- TASK GOAL: Go through the entries and transcribe each one exactly, dropping the pictures.
|---|
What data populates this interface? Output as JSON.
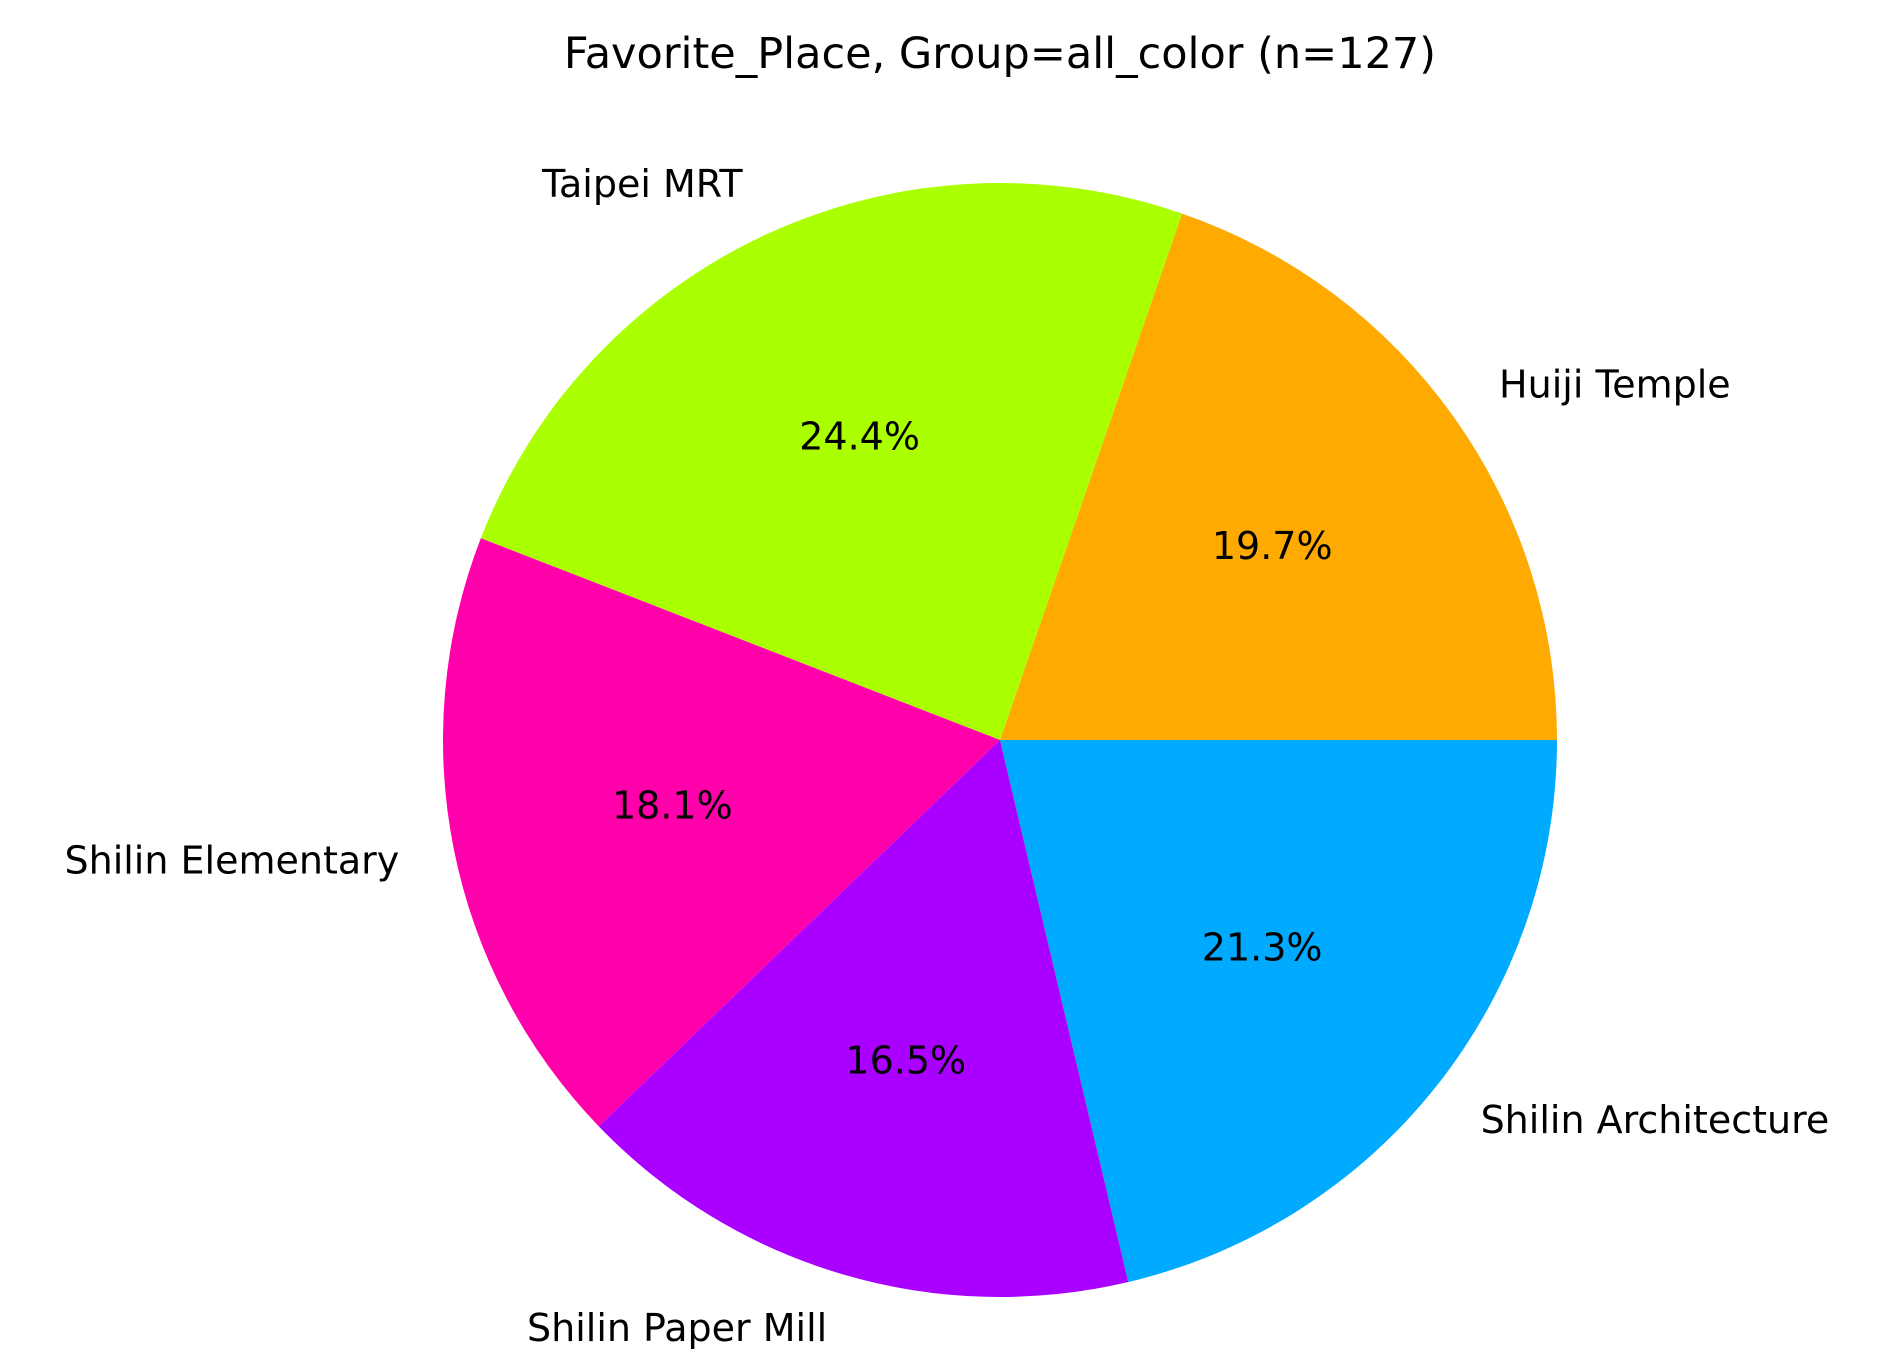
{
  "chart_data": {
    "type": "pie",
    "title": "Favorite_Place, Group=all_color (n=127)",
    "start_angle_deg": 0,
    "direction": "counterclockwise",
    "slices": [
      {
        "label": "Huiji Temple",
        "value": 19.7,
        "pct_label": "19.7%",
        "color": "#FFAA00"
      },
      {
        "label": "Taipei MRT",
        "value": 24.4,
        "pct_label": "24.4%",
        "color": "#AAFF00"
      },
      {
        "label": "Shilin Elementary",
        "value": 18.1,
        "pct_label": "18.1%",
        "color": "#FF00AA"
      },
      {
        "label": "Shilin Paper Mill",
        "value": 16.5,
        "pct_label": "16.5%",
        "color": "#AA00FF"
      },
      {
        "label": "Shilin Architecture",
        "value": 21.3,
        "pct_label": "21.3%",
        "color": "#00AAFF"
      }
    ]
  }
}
|---|
- EXERCISE ANSWER:
What data populates this interface? Output as JSON.
{
  "chart_data": {
    "type": "pie",
    "title": "Favorite_Place, Group=all_color (n=127)",
    "start_angle_deg": 0,
    "direction": "counterclockwise",
    "slices": [
      {
        "label": "Huiji Temple",
        "value": 19.7,
        "pct_label": "19.7%",
        "color": "#FFAA00"
      },
      {
        "label": "Taipei MRT",
        "value": 24.4,
        "pct_label": "24.4%",
        "color": "#AAFF00"
      },
      {
        "label": "Shilin Elementary",
        "value": 18.1,
        "pct_label": "18.1%",
        "color": "#FF00AA"
      },
      {
        "label": "Shilin Paper Mill",
        "value": 16.5,
        "pct_label": "16.5%",
        "color": "#AA00FF"
      },
      {
        "label": "Shilin Architecture",
        "value": 21.3,
        "pct_label": "21.3%",
        "color": "#00AAFF"
      }
    ]
  }
}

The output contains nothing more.